> [WORK TO BE COMPLETED] In the records below, find each line containing the word "items" and copy it.

(Data listing)

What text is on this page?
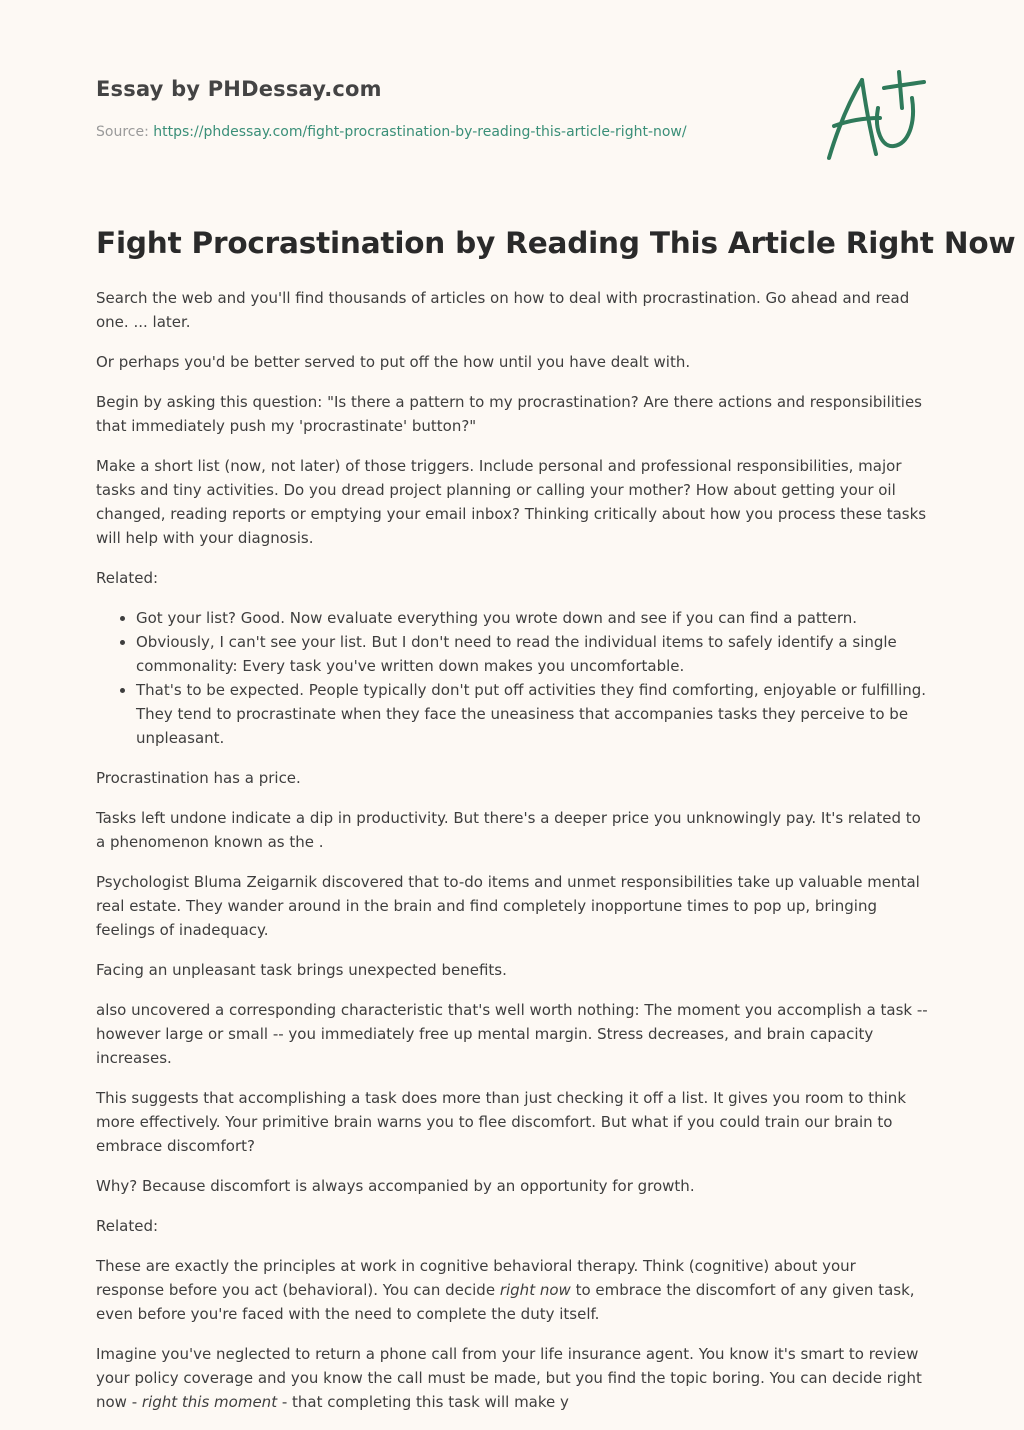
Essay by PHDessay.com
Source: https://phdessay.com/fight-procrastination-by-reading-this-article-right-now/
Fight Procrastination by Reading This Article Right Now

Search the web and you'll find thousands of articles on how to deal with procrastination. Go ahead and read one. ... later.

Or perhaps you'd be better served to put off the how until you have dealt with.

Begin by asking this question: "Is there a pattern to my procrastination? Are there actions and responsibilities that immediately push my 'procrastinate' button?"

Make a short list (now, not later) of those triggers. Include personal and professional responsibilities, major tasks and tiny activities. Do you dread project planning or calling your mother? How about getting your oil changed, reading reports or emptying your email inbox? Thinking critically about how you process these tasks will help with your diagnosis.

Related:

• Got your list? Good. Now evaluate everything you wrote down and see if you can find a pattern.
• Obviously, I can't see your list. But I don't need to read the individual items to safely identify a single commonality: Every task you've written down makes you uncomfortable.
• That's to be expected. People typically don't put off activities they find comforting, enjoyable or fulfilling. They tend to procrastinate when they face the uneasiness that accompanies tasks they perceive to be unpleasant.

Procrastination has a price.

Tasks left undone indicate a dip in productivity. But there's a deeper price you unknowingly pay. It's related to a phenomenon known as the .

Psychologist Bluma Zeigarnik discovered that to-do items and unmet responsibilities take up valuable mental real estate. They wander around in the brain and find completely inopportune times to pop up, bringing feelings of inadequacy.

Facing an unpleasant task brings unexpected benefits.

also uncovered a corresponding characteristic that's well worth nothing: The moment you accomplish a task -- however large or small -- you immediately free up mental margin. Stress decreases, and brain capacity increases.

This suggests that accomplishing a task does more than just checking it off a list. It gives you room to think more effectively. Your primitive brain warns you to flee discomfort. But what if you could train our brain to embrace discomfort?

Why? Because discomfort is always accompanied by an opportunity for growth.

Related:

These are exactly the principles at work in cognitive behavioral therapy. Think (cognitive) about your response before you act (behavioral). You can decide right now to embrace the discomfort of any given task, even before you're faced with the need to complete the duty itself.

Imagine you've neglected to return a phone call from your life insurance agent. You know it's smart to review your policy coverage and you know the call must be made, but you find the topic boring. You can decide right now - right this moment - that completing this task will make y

> [EXERCISE RESPONSE]
• Obviously, I can't see your list. But I don't need to read the individual items to safely identify a single commonality: Every task you've written down makes you uncomfortable.
Psychologist Bluma Zeigarnik discovered that to-do items and unmet responsibilities take up valuable mental real estate. They wander around in the brain and find completely inopportune times to pop up, bringing feelings of inadequacy.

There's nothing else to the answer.